**Instructions to follow**
Quote all entries exactly, leaving pictures aside.

**Data shown**

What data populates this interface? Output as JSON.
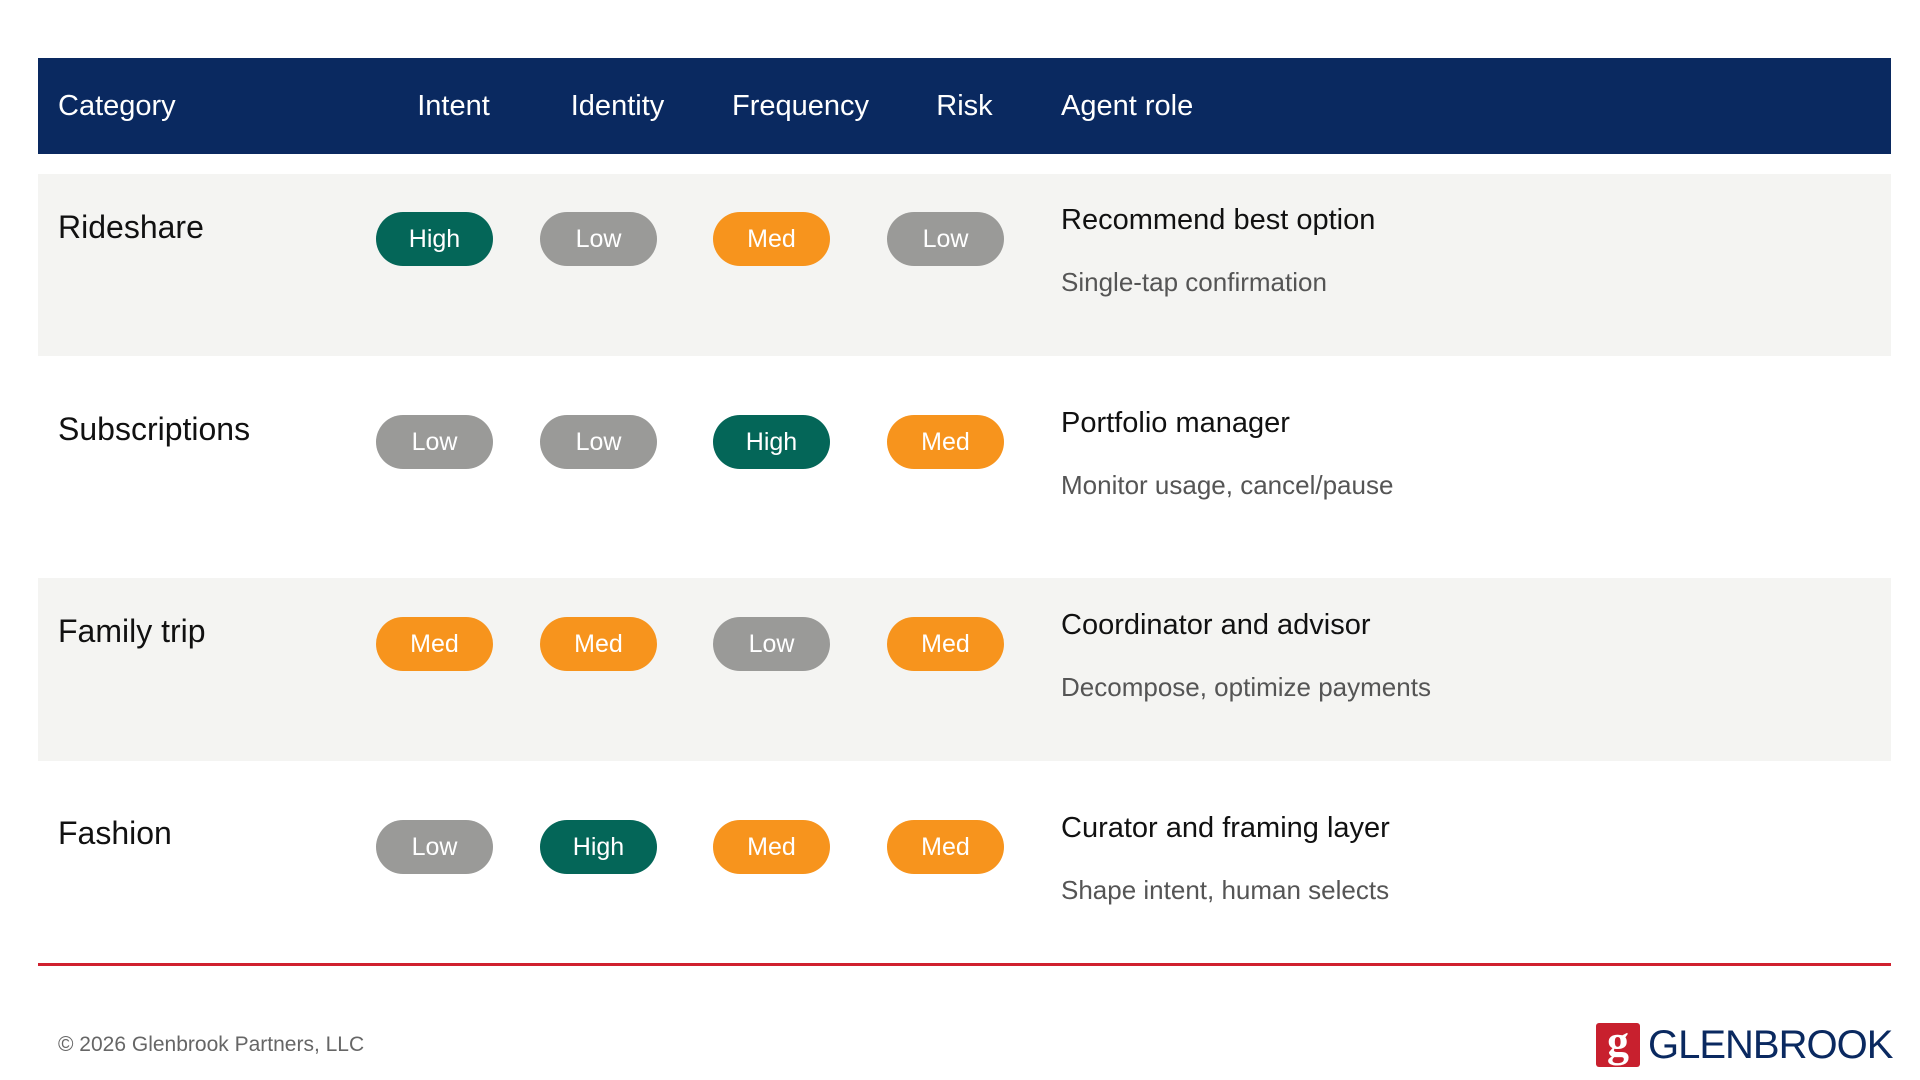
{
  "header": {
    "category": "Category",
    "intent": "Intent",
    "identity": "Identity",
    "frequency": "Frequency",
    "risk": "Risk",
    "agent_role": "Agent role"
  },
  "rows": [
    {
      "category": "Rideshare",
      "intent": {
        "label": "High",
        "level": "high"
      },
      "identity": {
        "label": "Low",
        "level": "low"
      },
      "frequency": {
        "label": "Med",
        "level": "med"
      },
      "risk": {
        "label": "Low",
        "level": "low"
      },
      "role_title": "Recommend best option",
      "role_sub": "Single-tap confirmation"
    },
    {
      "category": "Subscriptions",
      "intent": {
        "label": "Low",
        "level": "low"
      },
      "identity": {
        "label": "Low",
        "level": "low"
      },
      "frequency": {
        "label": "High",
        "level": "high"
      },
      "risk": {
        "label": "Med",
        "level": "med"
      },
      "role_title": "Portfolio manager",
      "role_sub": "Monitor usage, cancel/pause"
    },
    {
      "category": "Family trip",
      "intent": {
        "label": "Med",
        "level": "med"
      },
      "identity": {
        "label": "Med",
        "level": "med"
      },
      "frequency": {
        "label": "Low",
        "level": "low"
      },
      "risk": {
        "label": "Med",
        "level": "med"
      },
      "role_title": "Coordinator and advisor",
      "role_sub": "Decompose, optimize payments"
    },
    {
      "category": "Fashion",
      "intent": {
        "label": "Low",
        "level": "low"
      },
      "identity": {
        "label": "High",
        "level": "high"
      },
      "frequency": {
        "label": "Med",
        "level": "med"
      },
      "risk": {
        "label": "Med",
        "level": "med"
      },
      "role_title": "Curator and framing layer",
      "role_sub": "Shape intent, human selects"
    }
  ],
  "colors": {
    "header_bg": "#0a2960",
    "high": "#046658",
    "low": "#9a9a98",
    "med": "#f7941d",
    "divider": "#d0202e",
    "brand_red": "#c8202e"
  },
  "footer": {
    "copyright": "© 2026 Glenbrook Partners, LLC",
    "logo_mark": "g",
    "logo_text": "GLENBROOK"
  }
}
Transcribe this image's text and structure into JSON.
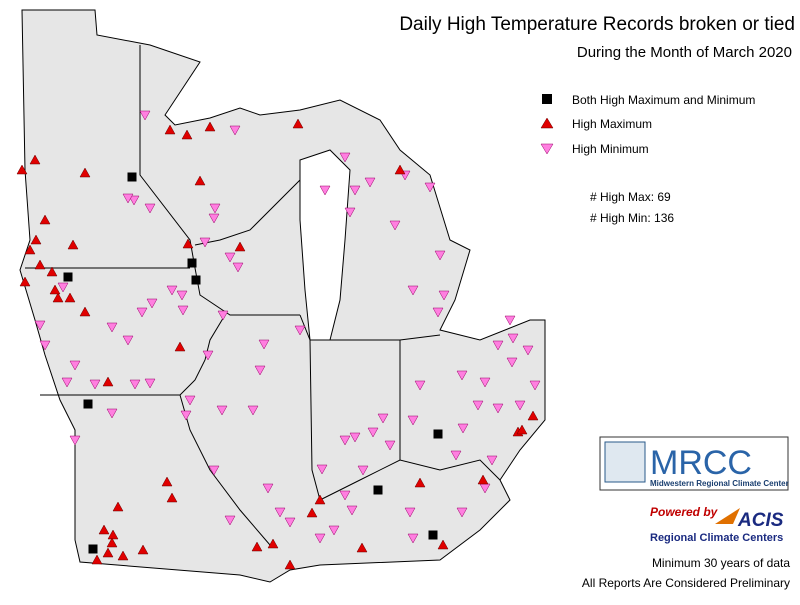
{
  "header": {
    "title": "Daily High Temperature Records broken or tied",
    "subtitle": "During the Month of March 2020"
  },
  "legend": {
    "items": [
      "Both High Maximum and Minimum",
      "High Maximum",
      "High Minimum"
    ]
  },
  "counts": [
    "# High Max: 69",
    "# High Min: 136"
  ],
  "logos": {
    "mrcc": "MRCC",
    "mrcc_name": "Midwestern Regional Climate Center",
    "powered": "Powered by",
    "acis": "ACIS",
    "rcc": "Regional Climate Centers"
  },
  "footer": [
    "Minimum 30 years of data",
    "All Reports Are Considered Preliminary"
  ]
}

**Task output**
What data populates this interface? Output as JSON.
{
  "header": {
    "category": "Category",
    "intent": "Intent",
    "identity": "Identity",
    "frequency": "Frequency",
    "risk": "Risk",
    "agent_role": "Agent role"
  },
  "rows": [
    {
      "category": "Rideshare",
      "intent": {
        "label": "High",
        "level": "high"
      },
      "identity": {
        "label": "Low",
        "level": "low"
      },
      "frequency": {
        "label": "Med",
        "level": "med"
      },
      "risk": {
        "label": "Low",
        "level": "low"
      },
      "role_title": "Recommend best option",
      "role_sub": "Single-tap confirmation"
    },
    {
      "category": "Subscriptions",
      "intent": {
        "label": "Low",
        "level": "low"
      },
      "identity": {
        "label": "Low",
        "level": "low"
      },
      "frequency": {
        "label": "High",
        "level": "high"
      },
      "risk": {
        "label": "Med",
        "level": "med"
      },
      "role_title": "Portfolio manager",
      "role_sub": "Monitor usage, cancel/pause"
    },
    {
      "category": "Family trip",
      "intent": {
        "label": "Med",
        "level": "med"
      },
      "identity": {
        "label": "Med",
        "level": "med"
      },
      "frequency": {
        "label": "Low",
        "level": "low"
      },
      "risk": {
        "label": "Med",
        "level": "med"
      },
      "role_title": "Coordinator and advisor",
      "role_sub": "Decompose, optimize payments"
    },
    {
      "category": "Fashion",
      "intent": {
        "label": "Low",
        "level": "low"
      },
      "identity": {
        "label": "High",
        "level": "high"
      },
      "frequency": {
        "label": "Med",
        "level": "med"
      },
      "risk": {
        "label": "Med",
        "level": "med"
      },
      "role_title": "Curator and framing layer",
      "role_sub": "Shape intent, human selects"
    }
  ],
  "colors": {
    "header_bg": "#0a2960",
    "high": "#046658",
    "low": "#9a9a98",
    "med": "#f7941d",
    "divider": "#d0202e",
    "brand_red": "#c8202e"
  },
  "footer": {
    "copyright": "© 2026 Glenbrook Partners, LLC",
    "logo_mark": "g",
    "logo_text": "GLENBROOK"
  }
}
Transcribe this image's text and structure into JSON.
{
  "header": {
    "title": "Daily High Temperature Records broken or tied",
    "subtitle": "During the Month of March 2020"
  },
  "legend": {
    "items": [
      "Both High Maximum and Minimum",
      "High Maximum",
      "High Minimum"
    ]
  },
  "counts": [
    "# High Max: 69",
    "# High Min: 136"
  ],
  "logos": {
    "mrcc": "MRCC",
    "mrcc_name": "Midwestern Regional Climate Center",
    "powered": "Powered by",
    "acis": "ACIS",
    "rcc": "Regional Climate Centers"
  },
  "footer": [
    "Minimum 30 years of data",
    "All Reports Are Considered Preliminary"
  ]
}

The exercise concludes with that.